-- START OF Listed entries --
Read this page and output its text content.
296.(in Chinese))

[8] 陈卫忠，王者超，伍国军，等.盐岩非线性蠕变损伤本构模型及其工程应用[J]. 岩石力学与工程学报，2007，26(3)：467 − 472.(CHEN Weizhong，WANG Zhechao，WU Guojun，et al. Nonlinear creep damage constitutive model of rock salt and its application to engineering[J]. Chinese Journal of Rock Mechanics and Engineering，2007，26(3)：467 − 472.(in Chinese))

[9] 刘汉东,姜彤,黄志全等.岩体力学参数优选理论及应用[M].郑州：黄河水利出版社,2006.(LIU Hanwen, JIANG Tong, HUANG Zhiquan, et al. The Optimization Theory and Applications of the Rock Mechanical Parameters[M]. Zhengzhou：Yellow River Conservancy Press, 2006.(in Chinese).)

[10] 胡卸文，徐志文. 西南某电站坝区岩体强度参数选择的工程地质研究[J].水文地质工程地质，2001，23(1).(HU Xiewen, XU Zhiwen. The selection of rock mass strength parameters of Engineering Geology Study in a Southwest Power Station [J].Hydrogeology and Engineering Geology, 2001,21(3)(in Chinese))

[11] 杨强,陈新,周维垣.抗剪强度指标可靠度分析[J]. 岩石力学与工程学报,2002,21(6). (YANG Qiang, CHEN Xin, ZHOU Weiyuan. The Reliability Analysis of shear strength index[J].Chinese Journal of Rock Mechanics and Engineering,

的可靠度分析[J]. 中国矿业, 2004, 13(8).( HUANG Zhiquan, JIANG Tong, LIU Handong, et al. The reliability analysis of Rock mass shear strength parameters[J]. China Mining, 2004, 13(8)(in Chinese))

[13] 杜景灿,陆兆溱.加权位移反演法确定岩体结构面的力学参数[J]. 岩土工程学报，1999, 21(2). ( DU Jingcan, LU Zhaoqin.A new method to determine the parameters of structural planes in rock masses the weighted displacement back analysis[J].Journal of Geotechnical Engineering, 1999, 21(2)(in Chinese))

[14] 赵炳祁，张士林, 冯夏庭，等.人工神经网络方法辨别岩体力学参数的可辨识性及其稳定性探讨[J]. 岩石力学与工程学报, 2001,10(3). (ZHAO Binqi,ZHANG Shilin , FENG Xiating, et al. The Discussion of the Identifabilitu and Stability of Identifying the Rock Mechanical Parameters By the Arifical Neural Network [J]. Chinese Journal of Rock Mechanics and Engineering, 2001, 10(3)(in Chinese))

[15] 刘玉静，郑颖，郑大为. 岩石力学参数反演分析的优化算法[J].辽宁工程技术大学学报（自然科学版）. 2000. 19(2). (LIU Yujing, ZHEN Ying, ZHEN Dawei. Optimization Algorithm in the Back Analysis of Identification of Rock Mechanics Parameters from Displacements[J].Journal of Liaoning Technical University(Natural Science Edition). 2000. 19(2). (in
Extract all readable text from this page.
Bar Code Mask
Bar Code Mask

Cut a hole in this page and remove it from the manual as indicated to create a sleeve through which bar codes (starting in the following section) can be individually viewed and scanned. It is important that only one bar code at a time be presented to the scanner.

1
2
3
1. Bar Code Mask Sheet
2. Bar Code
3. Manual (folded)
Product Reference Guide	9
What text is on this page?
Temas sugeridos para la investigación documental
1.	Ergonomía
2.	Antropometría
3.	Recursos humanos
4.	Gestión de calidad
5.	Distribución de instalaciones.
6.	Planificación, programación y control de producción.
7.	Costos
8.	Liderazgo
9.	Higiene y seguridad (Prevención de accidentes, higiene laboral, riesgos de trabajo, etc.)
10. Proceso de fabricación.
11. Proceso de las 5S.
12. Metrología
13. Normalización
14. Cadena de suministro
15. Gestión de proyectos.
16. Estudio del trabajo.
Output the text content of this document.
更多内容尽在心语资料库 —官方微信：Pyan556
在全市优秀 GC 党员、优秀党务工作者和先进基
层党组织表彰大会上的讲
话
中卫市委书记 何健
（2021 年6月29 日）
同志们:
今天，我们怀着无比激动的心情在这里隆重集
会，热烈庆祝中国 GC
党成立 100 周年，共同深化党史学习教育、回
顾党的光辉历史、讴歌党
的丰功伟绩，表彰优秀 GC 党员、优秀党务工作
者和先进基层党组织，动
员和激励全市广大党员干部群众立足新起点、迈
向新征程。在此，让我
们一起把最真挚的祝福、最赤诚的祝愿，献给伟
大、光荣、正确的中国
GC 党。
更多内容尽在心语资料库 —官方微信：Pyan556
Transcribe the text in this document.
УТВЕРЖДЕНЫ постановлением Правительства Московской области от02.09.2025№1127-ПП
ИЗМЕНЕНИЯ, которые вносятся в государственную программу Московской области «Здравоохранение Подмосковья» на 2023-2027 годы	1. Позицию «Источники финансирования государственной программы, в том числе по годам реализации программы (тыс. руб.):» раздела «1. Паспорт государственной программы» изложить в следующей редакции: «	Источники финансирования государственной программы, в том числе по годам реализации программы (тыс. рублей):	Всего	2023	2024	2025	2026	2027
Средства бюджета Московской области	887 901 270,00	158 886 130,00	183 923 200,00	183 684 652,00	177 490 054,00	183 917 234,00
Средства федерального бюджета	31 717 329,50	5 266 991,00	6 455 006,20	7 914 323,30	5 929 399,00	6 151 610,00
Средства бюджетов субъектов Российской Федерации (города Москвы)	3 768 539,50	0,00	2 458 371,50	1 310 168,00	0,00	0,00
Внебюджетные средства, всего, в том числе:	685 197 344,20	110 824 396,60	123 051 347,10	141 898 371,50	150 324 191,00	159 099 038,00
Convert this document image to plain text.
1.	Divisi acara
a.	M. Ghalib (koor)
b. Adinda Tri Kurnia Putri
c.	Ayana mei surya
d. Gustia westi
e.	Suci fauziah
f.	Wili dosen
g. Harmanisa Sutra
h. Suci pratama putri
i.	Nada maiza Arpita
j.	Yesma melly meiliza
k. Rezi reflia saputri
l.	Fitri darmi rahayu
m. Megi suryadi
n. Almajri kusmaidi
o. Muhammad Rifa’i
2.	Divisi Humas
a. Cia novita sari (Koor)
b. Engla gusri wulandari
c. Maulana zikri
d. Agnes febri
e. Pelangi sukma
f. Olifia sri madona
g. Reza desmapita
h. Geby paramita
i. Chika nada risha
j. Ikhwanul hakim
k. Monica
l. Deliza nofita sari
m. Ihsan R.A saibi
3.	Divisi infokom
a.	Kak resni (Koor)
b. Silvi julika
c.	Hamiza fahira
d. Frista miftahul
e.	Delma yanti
-- END OF Listed entries --
Do this
Reproduce the records above exactly as they appear.

Expected output
Read this page and output its text content.
296.(in Chinese))

[8] 陈卫忠，王者超，伍国军，等.盐岩非线性蠕变损伤本构模型及其工程应用[J]. 岩石力学与工程学报，2007，26(3)：467 − 472.(CHEN Weizhong，WANG Zhechao，WU Guojun，et al. Nonlinear creep damage constitutive model of rock salt and its application to engineering[J]. Chinese Journal of Rock Mechanics and Engineering，2007，26(3)：467 − 472.(in Chinese))

[9] 刘汉东,姜彤,黄志全等.岩体力学参数优选理论及应用[M].郑州：黄河水利出版社,2006.(LIU Hanwen, JIANG Tong, HUANG Zhiquan, et al. The Optimization Theory and Applications of the Rock Mechanical Parameters[M]. Zhengzhou：Yellow River Conservancy Press, 2006.(in Chinese).)

[10] 胡卸文，徐志文. 西南某电站坝区岩体强度参数选择的工程地质研究[J].水文地质工程地质，2001，23(1).(HU Xiewen, XU Zhiwen. The selection of rock mass strength parameters of Engineering Geology Study in a Southwest Power Station [J].Hydrogeology and Engineering Geology, 2001,21(3)(in Chinese))

[11] 杨强,陈新,周维垣.抗剪强度指标可靠度分析[J]. 岩石力学与工程学报,2002,21(6). (YANG Qiang, CHEN Xin, ZHOU Weiyuan. The Reliability Analysis of shear strength index[J].Chinese Journal of Rock Mechanics and Engineering,

的可靠度分析[J]. 中国矿业, 2004, 13(8).( HUANG Zhiquan, JIANG Tong, LIU Handong, et al. The reliability analysis of Rock mass shear strength parameters[J]. China Mining, 2004, 13(8)(in Chinese))

[13] 杜景灿,陆兆溱.加权位移反演法确定岩体结构面的力学参数[J]. 岩土工程学报，1999, 21(2). ( DU Jingcan, LU Zhaoqin.A new method to determine the parameters of structural planes in rock masses the weighted displacement back analysis[J].Journal of Geotechnical Engineering, 1999, 21(2)(in Chinese))

[14] 赵炳祁，张士林, 冯夏庭，等.人工神经网络方法辨别岩体力学参数的可辨识性及其稳定性探讨[J]. 岩石力学与工程学报, 2001,10(3). (ZHAO Binqi,ZHANG Shilin , FENG Xiating, et al. The Discussion of the Identifabilitu and Stability of Identifying the Rock Mechanical Parameters By the Arifical Neural Network [J]. Chinese Journal of Rock Mechanics and Engineering, 2001, 10(3)(in Chinese))

[15] 刘玉静，郑颖，郑大为. 岩石力学参数反演分析的优化算法[J].辽宁工程技术大学学报（自然科学版）. 2000. 19(2). (LIU Yujing, ZHEN Ying, ZHEN Dawei. Optimization Algorithm in the Back Analysis of Identification of Rock Mechanics Parameters from Displacements[J].Journal of Liaoning Technical University(Natural Science Edition). 2000. 19(2). (in
Extract all readable text from this page.
Bar Code Mask
Bar Code Mask

Cut a hole in this page and remove it from the manual as indicated to create a sleeve through which bar codes (starting in the following section) can be individually viewed and scanned. It is important that only one bar code at a time be presented to the scanner.

1
2
3
1. Bar Code Mask Sheet
2. Bar Code
3. Manual (folded)
Product Reference Guide	9
What text is on this page?
Temas sugeridos para la investigación documental
1.	Ergonomía
2.	Antropometría
3.	Recursos humanos
4.	Gestión de calidad
5.	Distribución de instalaciones.
6.	Planificación, programación y control de producción.
7.	Costos
8.	Liderazgo
9.	Higiene y seguridad (Prevención de accidentes, higiene laboral, riesgos de trabajo, etc.)
10. Proceso de fabricación.
11. Proceso de las 5S.
12. Metrología
13. Normalización
14. Cadena de suministro
15. Gestión de proyectos.
16. Estudio del trabajo.
Output the text content of this document.
更多内容尽在心语资料库 —官方微信：Pyan556
在全市优秀 GC 党员、优秀党务工作者和先进基
层党组织表彰大会上的讲
话
中卫市委书记 何健
（2021 年6月29 日）
同志们:
今天，我们怀着无比激动的心情在这里隆重集
会，热烈庆祝中国 GC
党成立 100 周年，共同深化党史学习教育、回
顾党的光辉历史、讴歌党
的丰功伟绩，表彰优秀 GC 党员、优秀党务工作
者和先进基层党组织，动
员和激励全市广大党员干部群众立足新起点、迈
向新征程。在此，让我
们一起把最真挚的祝福、最赤诚的祝愿，献给伟
大、光荣、正确的中国
GC 党。
更多内容尽在心语资料库 —官方微信：Pyan556
Transcribe the text in this document.
УТВЕРЖДЕНЫ постановлением Правительства Московской области от02.09.2025№1127-ПП
ИЗМЕНЕНИЯ, которые вносятся в государственную программу Московской области «Здравоохранение Подмосковья» на 2023-2027 годы	1. Позицию «Источники финансирования государственной программы, в том числе по годам реализации программы (тыс. руб.):» раздела «1. Паспорт государственной программы» изложить в следующей редакции: «	Источники финансирования государственной программы, в том числе по годам реализации программы (тыс. рублей):	Всего	2023	2024	2025	2026	2027
Средства бюджета Московской области	887 901 270,00	158 886 130,00	183 923 200,00	183 684 652,00	177 490 054,00	183 917 234,00
Средства федерального бюджета	31 717 329,50	5 266 991,00	6 455 006,20	7 914 323,30	5 929 399,00	6 151 610,00
Средства бюджетов субъектов Российской Федерации (города Москвы)	3 768 539,50	0,00	2 458 371,50	1 310 168,00	0,00	0,00
Внебюджетные средства, всего, в том числе:	685 197 344,20	110 824 396,60	123 051 347,10	141 898 371,50	150 324 191,00	159 099 038,00
Convert this document image to plain text.
1.	Divisi acara
a.	M. Ghalib (koor)
b. Adinda Tri Kurnia Putri
c.	Ayana mei surya
d. Gustia westi
e.	Suci fauziah
f.	Wili dosen
g. Harmanisa Sutra
h. Suci pratama putri
i.	Nada maiza Arpita
j.	Yesma melly meiliza
k. Rezi reflia saputri
l.	Fitri darmi rahayu
m. Megi suryadi
n. Almajri kusmaidi
o. Muhammad Rifa’i
2.	Divisi Humas
a. Cia novita sari (Koor)
b. Engla gusri wulandari
c. Maulana zikri
d. Agnes febri
e. Pelangi sukma
f. Olifia sri madona
g. Reza desmapita
h. Geby paramita
i. Chika nada risha
j. Ikhwanul hakim
k. Monica
l. Deliza nofita sari
m. Ihsan R.A saibi
3.	Divisi infokom
a.	Kak resni (Koor)
b. Silvi julika
c.	Hamiza fahira
d. Frista miftahul
e.	Delma yanti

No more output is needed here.